» **Work to be completed**:
Copy out every line in which the string "What" occurs.

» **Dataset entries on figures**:

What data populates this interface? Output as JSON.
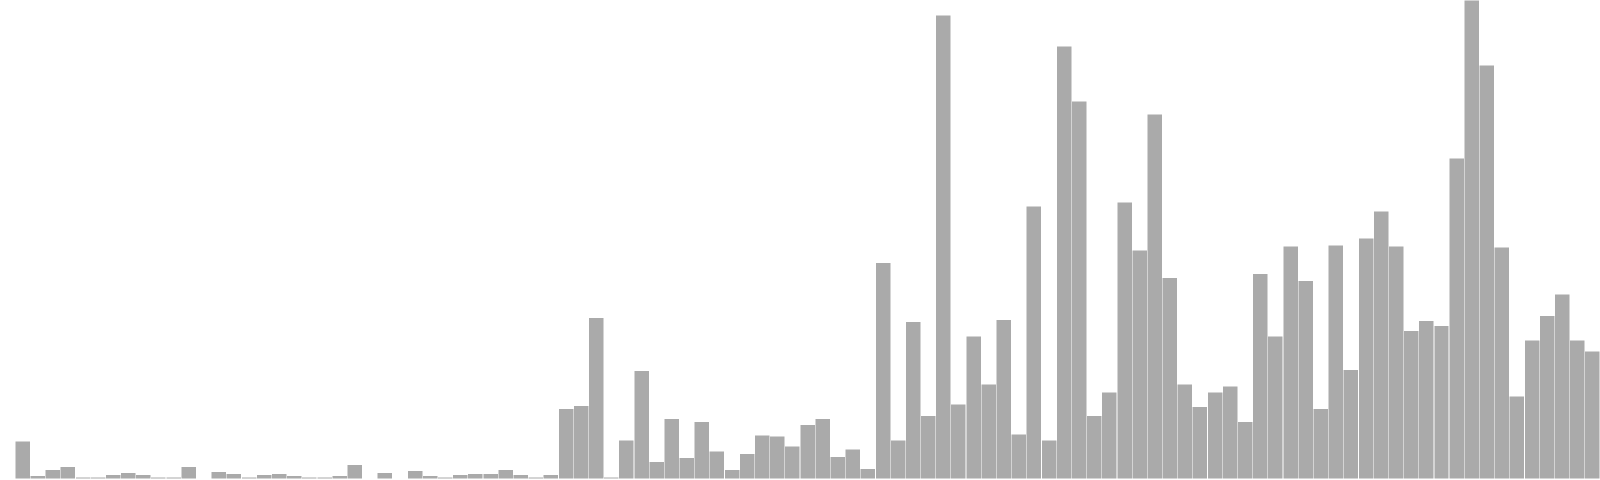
{
  "chart_data": {
    "type": "bar",
    "title": "",
    "xlabel": "",
    "ylabel": "",
    "grid": false,
    "legend": "none",
    "axes_visible": false,
    "bar_color": "#aaaaaa",
    "bar_edge_color": "#ffffff",
    "ylim": [
      0,
      469
    ],
    "values": [
      0,
      37,
      3,
      9,
      12,
      2,
      2,
      4,
      6,
      4,
      2,
      2,
      12,
      0,
      7,
      5,
      2,
      4,
      5,
      3,
      2,
      2,
      3,
      14,
      0,
      6,
      0,
      8,
      3,
      2,
      4,
      5,
      5,
      9,
      4,
      2,
      4,
      69,
      72,
      158,
      2,
      38,
      106,
      17,
      59,
      21,
      56,
      27,
      9,
      25,
      43,
      42,
      32,
      53,
      59,
      22,
      29,
      10,
      212,
      38,
      154,
      62,
      454,
      73,
      140,
      93,
      156,
      44,
      267,
      38,
      424,
      370,
      62,
      85,
      271,
      224,
      357,
      197,
      93,
      71,
      85,
      91,
      56,
      201,
      140,
      228,
      194,
      69,
      229,
      107,
      236,
      262,
      228,
      145,
      155,
      150,
      314,
      469,
      405,
      227,
      81,
      136,
      160,
      181,
      136,
      125
    ]
  }
}
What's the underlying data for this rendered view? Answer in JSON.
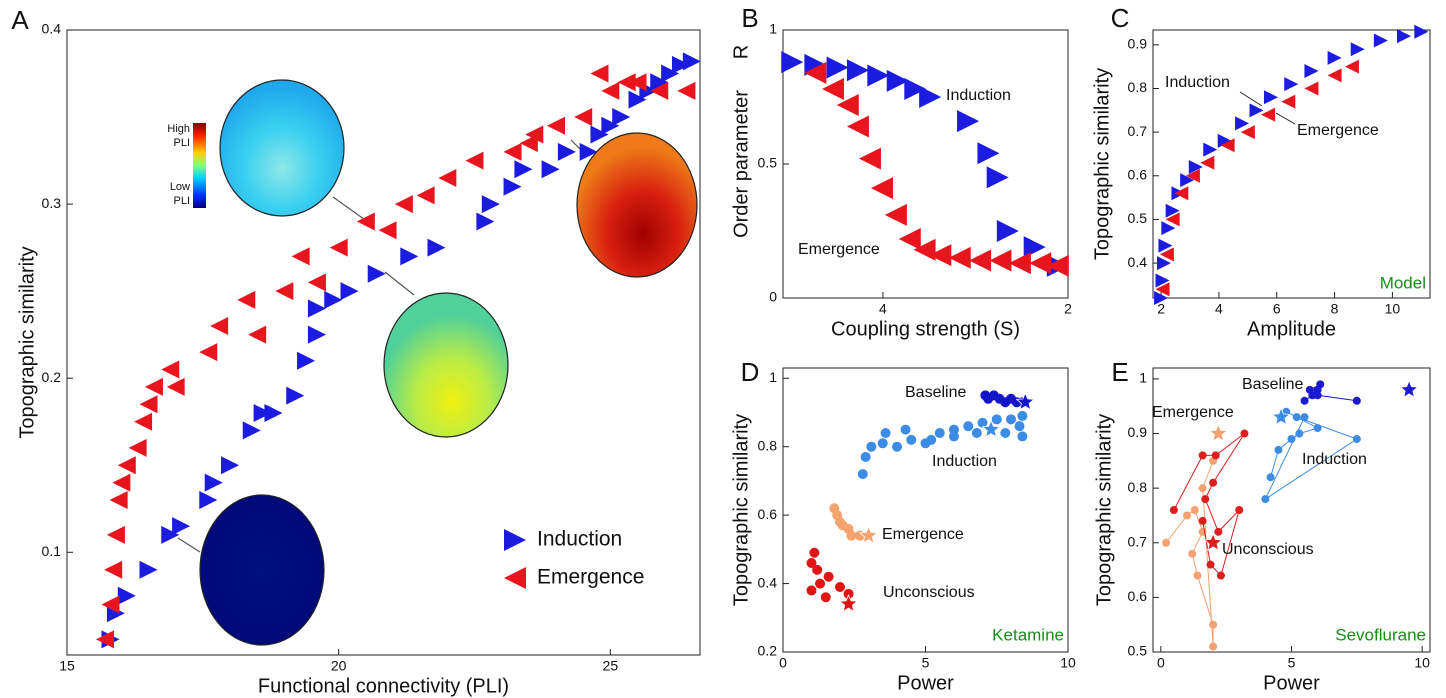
{
  "chart_data": [
    {
      "type": "scatter",
      "label": "A",
      "x_label": "Functional connectivity (PLI)",
      "y_label": "Topographic similarity",
      "xlim": [
        15,
        26.65
      ],
      "ylim": [
        0.041,
        0.4
      ],
      "xticks": [
        15,
        20,
        25
      ],
      "yticks": [
        0.1,
        0.2,
        0.3,
        0.4
      ],
      "legend": "lower right",
      "colorbar": {
        "high": [
          "High",
          "PLI"
        ],
        "low": [
          "Low",
          "PLI"
        ]
      },
      "series": [
        {
          "name": "Induction",
          "color": "#1c1ce0",
          "marker": "triangle-right",
          "x": [
            15.8,
            15.9,
            16.1,
            16.5,
            16.9,
            17.1,
            17.6,
            17.7,
            18.0,
            18.4,
            18.6,
            18.8,
            19.2,
            19.4,
            19.6,
            19.6,
            19.9,
            20.2,
            20.7,
            21.3,
            21.8,
            22.7,
            22.8,
            23.2,
            23.4,
            23.9,
            24.2,
            24.6,
            24.8,
            25.0,
            25.2,
            25.5,
            25.7,
            25.9,
            26.1,
            26.3,
            26.5
          ],
          "y": [
            0.05,
            0.065,
            0.075,
            0.09,
            0.11,
            0.115,
            0.13,
            0.14,
            0.15,
            0.17,
            0.18,
            0.18,
            0.19,
            0.21,
            0.225,
            0.24,
            0.245,
            0.25,
            0.26,
            0.27,
            0.275,
            0.29,
            0.3,
            0.31,
            0.32,
            0.32,
            0.33,
            0.33,
            0.34,
            0.345,
            0.35,
            0.36,
            0.365,
            0.37,
            0.375,
            0.38,
            0.382
          ]
        },
        {
          "name": "Emergence",
          "color": "#e8141e",
          "marker": "triangle-left",
          "x": [
            15.7,
            15.8,
            15.85,
            15.9,
            15.95,
            16.0,
            16.1,
            16.3,
            16.4,
            16.5,
            16.6,
            16.9,
            17.0,
            17.6,
            17.8,
            18.3,
            18.5,
            19.0,
            19.3,
            19.6,
            20.0,
            20.5,
            20.9,
            21.2,
            21.6,
            22.0,
            22.5,
            23.2,
            23.5,
            24.0,
            24.5,
            25.0,
            25.3,
            25.5,
            25.9,
            26.4,
            24.8,
            23.6
          ],
          "y": [
            0.05,
            0.07,
            0.09,
            0.11,
            0.13,
            0.14,
            0.15,
            0.16,
            0.175,
            0.185,
            0.195,
            0.205,
            0.195,
            0.215,
            0.23,
            0.245,
            0.225,
            0.25,
            0.27,
            0.255,
            0.275,
            0.29,
            0.285,
            0.3,
            0.305,
            0.315,
            0.325,
            0.33,
            0.335,
            0.345,
            0.35,
            0.365,
            0.37,
            0.37,
            0.365,
            0.365,
            0.375,
            0.34
          ]
        }
      ]
    },
    {
      "type": "scatter",
      "label": "B",
      "x_label": "Coupling strength (S)",
      "y_label": "Order parameter",
      "y_symbol": "R",
      "xlim": [
        5.08,
        2
      ],
      "ylim": [
        0,
        1
      ],
      "xticks": [
        4,
        2
      ],
      "yticks": [
        0,
        0.5,
        1
      ],
      "annotations": [
        "Induction",
        "Emergence"
      ],
      "series": [
        {
          "name": "Induction",
          "color": "#1c1ce0",
          "marker": "triangle-right",
          "x": [
            4.98,
            4.73,
            4.49,
            4.27,
            4.05,
            3.84,
            3.65,
            3.49,
            3.08,
            2.86,
            2.76,
            2.65,
            2.36,
            2.11
          ],
          "y": [
            0.88,
            0.87,
            0.86,
            0.85,
            0.83,
            0.81,
            0.78,
            0.75,
            0.66,
            0.54,
            0.45,
            0.25,
            0.19,
            0.12
          ]
        },
        {
          "name": "Emergence",
          "color": "#e8141e",
          "marker": "triangle-left",
          "x": [
            4.73,
            4.54,
            4.38,
            4.27,
            4.14,
            4.01,
            3.86,
            3.71,
            3.55,
            3.38,
            3.17,
            2.95,
            2.73,
            2.52,
            2.3,
            2.11
          ],
          "y": [
            0.84,
            0.78,
            0.72,
            0.64,
            0.52,
            0.41,
            0.31,
            0.22,
            0.18,
            0.16,
            0.15,
            0.14,
            0.14,
            0.13,
            0.13,
            0.12
          ]
        }
      ]
    },
    {
      "type": "scatter",
      "label": "C",
      "x_label": "Amplitude",
      "y_label": "Topographic similarity",
      "xlim": [
        1.72,
        11.3
      ],
      "ylim": [
        0.32,
        0.934
      ],
      "xticks": [
        2,
        4,
        6,
        8,
        10
      ],
      "yticks": [
        0.4,
        0.5,
        0.6,
        0.7,
        0.8,
        0.9
      ],
      "annotations": [
        "Induction",
        "Emergence"
      ],
      "note": "Model",
      "series": [
        {
          "name": "Induction",
          "color": "#1c1ce0",
          "marker": "triangle-right",
          "x": [
            2,
            2.05,
            2.1,
            2.15,
            2.25,
            2.4,
            2.6,
            2.9,
            3.2,
            3.7,
            4.2,
            4.8,
            5.3,
            5.8,
            6.5,
            7.2,
            8.0,
            8.8,
            9.6,
            10.4,
            11.0
          ],
          "y": [
            0.32,
            0.36,
            0.4,
            0.44,
            0.48,
            0.52,
            0.56,
            0.59,
            0.62,
            0.66,
            0.68,
            0.72,
            0.75,
            0.78,
            0.81,
            0.84,
            0.87,
            0.89,
            0.91,
            0.92,
            0.93
          ]
        },
        {
          "name": "Emergence",
          "color": "#e8141e",
          "marker": "triangle-left",
          "x": [
            2.05,
            2.2,
            2.4,
            2.7,
            3.1,
            3.6,
            4.3,
            5.0,
            5.7,
            6.4,
            7.2,
            8.0,
            8.6
          ],
          "y": [
            0.34,
            0.42,
            0.5,
            0.56,
            0.6,
            0.63,
            0.67,
            0.7,
            0.74,
            0.77,
            0.8,
            0.83,
            0.85
          ]
        }
      ]
    },
    {
      "type": "scatter",
      "label": "D",
      "x_label": "Power",
      "y_label": "Topographic similarity",
      "xlim": [
        0,
        10
      ],
      "ylim": [
        0.2,
        1.03
      ],
      "xticks": [
        0,
        5,
        10
      ],
      "yticks": [
        0.2,
        0.4,
        0.6,
        0.8,
        1
      ],
      "note": "Ketamine",
      "series": [
        {
          "name": "Baseline",
          "color": "#1414c8",
          "marker": "circle",
          "x": [
            7.1,
            7.2,
            7.4,
            7.6,
            7.8,
            8.0,
            8.2,
            8.4
          ],
          "y": [
            0.95,
            0.94,
            0.95,
            0.94,
            0.93,
            0.94,
            0.93,
            0.93
          ],
          "star": {
            "x": 8.5,
            "y": 0.93
          }
        },
        {
          "name": "Induction",
          "color": "#3c8ce6",
          "marker": "circle",
          "x": [
            2.8,
            2.9,
            3.1,
            3.5,
            4.0,
            4.5,
            5.0,
            5.5,
            6.0,
            6.5,
            7.0,
            7.5,
            8.0,
            8.4,
            8.3,
            8.4,
            7.8,
            6.8,
            6.0,
            5.2,
            4.3,
            3.6
          ],
          "y": [
            0.72,
            0.77,
            0.8,
            0.81,
            0.8,
            0.82,
            0.81,
            0.84,
            0.85,
            0.86,
            0.87,
            0.88,
            0.88,
            0.89,
            0.86,
            0.83,
            0.84,
            0.84,
            0.83,
            0.82,
            0.85,
            0.84
          ],
          "star": {
            "x": 7.3,
            "y": 0.85
          }
        },
        {
          "name": "Emergence",
          "color": "#f4a46c",
          "marker": "circle",
          "x": [
            1.8,
            1.9,
            2.0,
            2.1,
            2.3,
            2.4,
            2.7
          ],
          "y": [
            0.62,
            0.6,
            0.58,
            0.57,
            0.56,
            0.54,
            0.54
          ],
          "star": {
            "x": 3.0,
            "y": 0.54
          }
        },
        {
          "name": "Unconscious",
          "color": "#e01414",
          "marker": "circle",
          "x": [
            1.1,
            1.0,
            1.2,
            1.6,
            1.3,
            1.0,
            1.5,
            2.0,
            2.3
          ],
          "y": [
            0.49,
            0.46,
            0.44,
            0.42,
            0.4,
            0.38,
            0.36,
            0.39,
            0.37
          ],
          "star": {
            "x": 2.3,
            "y": 0.34
          }
        }
      ]
    },
    {
      "type": "scatter",
      "label": "E",
      "x_label": "Power",
      "y_label": "Topographic similarity",
      "connect": true,
      "xlim": [
        -0.3,
        10.3
      ],
      "ylim": [
        0.5,
        1.02
      ],
      "xticks": [
        0,
        5,
        10
      ],
      "yticks": [
        0.5,
        0.6,
        0.7,
        0.8,
        0.9,
        1
      ],
      "note": "Sevoflurane",
      "series": [
        {
          "name": "Baseline",
          "color": "#1a1ad0",
          "marker": "circle",
          "x": [
            5.5,
            5.8,
            6.0,
            6.1,
            5.7,
            6.0,
            7.5
          ],
          "y": [
            0.96,
            0.97,
            0.98,
            0.99,
            0.98,
            0.97,
            0.96
          ],
          "star": {
            "x": 9.5,
            "y": 0.98
          }
        },
        {
          "name": "Induction",
          "color": "#3c8ce6",
          "marker": "circle",
          "x": [
            4.2,
            4.5,
            5.0,
            5.3,
            6.0,
            4.8,
            5.2,
            7.5,
            4.0,
            5.5
          ],
          "y": [
            0.82,
            0.87,
            0.89,
            0.9,
            0.91,
            0.94,
            0.93,
            0.89,
            0.78,
            0.93
          ],
          "star": {
            "x": 4.6,
            "y": 0.93
          }
        },
        {
          "name": "Emergence",
          "color": "#f4a070",
          "marker": "circle",
          "x": [
            0.2,
            1.0,
            1.3,
            1.6,
            1.2,
            1.4,
            2.0,
            2.0,
            1.6,
            2.0
          ],
          "y": [
            0.7,
            0.75,
            0.76,
            0.72,
            0.68,
            0.64,
            0.55,
            0.51,
            0.8,
            0.85
          ],
          "star": {
            "x": 2.2,
            "y": 0.9
          }
        },
        {
          "name": "Unconscious",
          "color": "#dc1e1e",
          "marker": "circle",
          "x": [
            0.5,
            1.6,
            2.1,
            3.2,
            2.0,
            1.7,
            2.2,
            3.0,
            2.3,
            1.9,
            1.6
          ],
          "y": [
            0.76,
            0.86,
            0.86,
            0.9,
            0.81,
            0.78,
            0.72,
            0.76,
            0.64,
            0.66,
            0.74
          ],
          "star": {
            "x": 2.0,
            "y": 0.7
          }
        }
      ]
    }
  ]
}
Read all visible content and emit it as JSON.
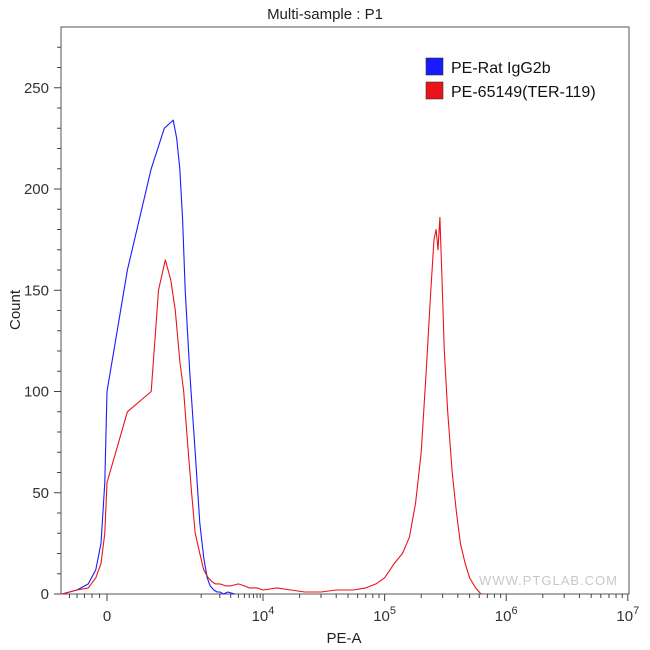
{
  "chart_data": {
    "type": "line",
    "title": "Multi-sample : P1",
    "xlabel": "PE-A",
    "ylabel": "Count",
    "x_scale": "biexponential",
    "ylim": [
      0,
      280
    ],
    "y_ticks": [
      0,
      50,
      100,
      150,
      200,
      250
    ],
    "x_ticks": [
      {
        "value": 0,
        "label": "0"
      },
      {
        "value": 10000,
        "label": "10",
        "exp": "4"
      },
      {
        "value": 100000,
        "label": "10",
        "exp": "5"
      },
      {
        "value": 1000000,
        "label": "10",
        "exp": "6"
      },
      {
        "value": 10000000,
        "label": "10",
        "exp": "7"
      }
    ],
    "grid": false,
    "legend_position": "top-right",
    "watermark": "WWW.PTGLAB.COM",
    "series": [
      {
        "name": "PE-Rat IgG2b",
        "color": "#1a1aff",
        "x": [
          -600,
          -400,
          -250,
          -150,
          -80,
          -30,
          0,
          50,
          150,
          250,
          350,
          400,
          450,
          500,
          550,
          650,
          800,
          950,
          1100,
          1250,
          1400,
          1600,
          1800,
          2000,
          2300,
          2700,
          3500
        ],
        "y": [
          0,
          2,
          5,
          12,
          25,
          55,
          100,
          160,
          210,
          230,
          234,
          225,
          210,
          185,
          150,
          110,
          70,
          35,
          18,
          8,
          4,
          2,
          1,
          1,
          0,
          1,
          0
        ]
      },
      {
        "name": "PE-65149(TER-119)",
        "color": "#e8141a",
        "x": [
          -600,
          -400,
          -250,
          -150,
          -80,
          -30,
          0,
          50,
          150,
          200,
          260,
          320,
          380,
          450,
          520,
          600,
          700,
          800,
          950,
          1100,
          1300,
          1500,
          1700,
          2000,
          2500,
          3000,
          4000,
          5000,
          6000,
          8000,
          10000,
          13000,
          17000,
          22000,
          30000,
          40000,
          55000,
          70000,
          85000,
          100000,
          120000,
          140000,
          160000,
          180000,
          200000,
          220000,
          240000,
          255000,
          265000,
          275000,
          285000,
          295000,
          310000,
          330000,
          360000,
          390000,
          420000,
          460000,
          500000,
          560000,
          620000
        ],
        "y": [
          0,
          2,
          3,
          8,
          15,
          30,
          55,
          90,
          100,
          150,
          165,
          155,
          140,
          115,
          100,
          75,
          50,
          30,
          20,
          12,
          8,
          6,
          5,
          5,
          4,
          4,
          5,
          4,
          3,
          3,
          2,
          3,
          2,
          1,
          1,
          2,
          2,
          3,
          5,
          8,
          15,
          20,
          28,
          45,
          70,
          110,
          150,
          175,
          180,
          170,
          186,
          160,
          120,
          90,
          60,
          40,
          25,
          15,
          8,
          3,
          0
        ]
      }
    ]
  },
  "legend": {
    "items": [
      {
        "label": "PE-Rat IgG2b",
        "color": "#1a1aff"
      },
      {
        "label": "PE-65149(TER-119)",
        "color": "#e8141a"
      }
    ]
  }
}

» **Exercise solution**:
What data populates this interface? Output as JSON.
What's the underlying data for this rendered view? Answer in JSON.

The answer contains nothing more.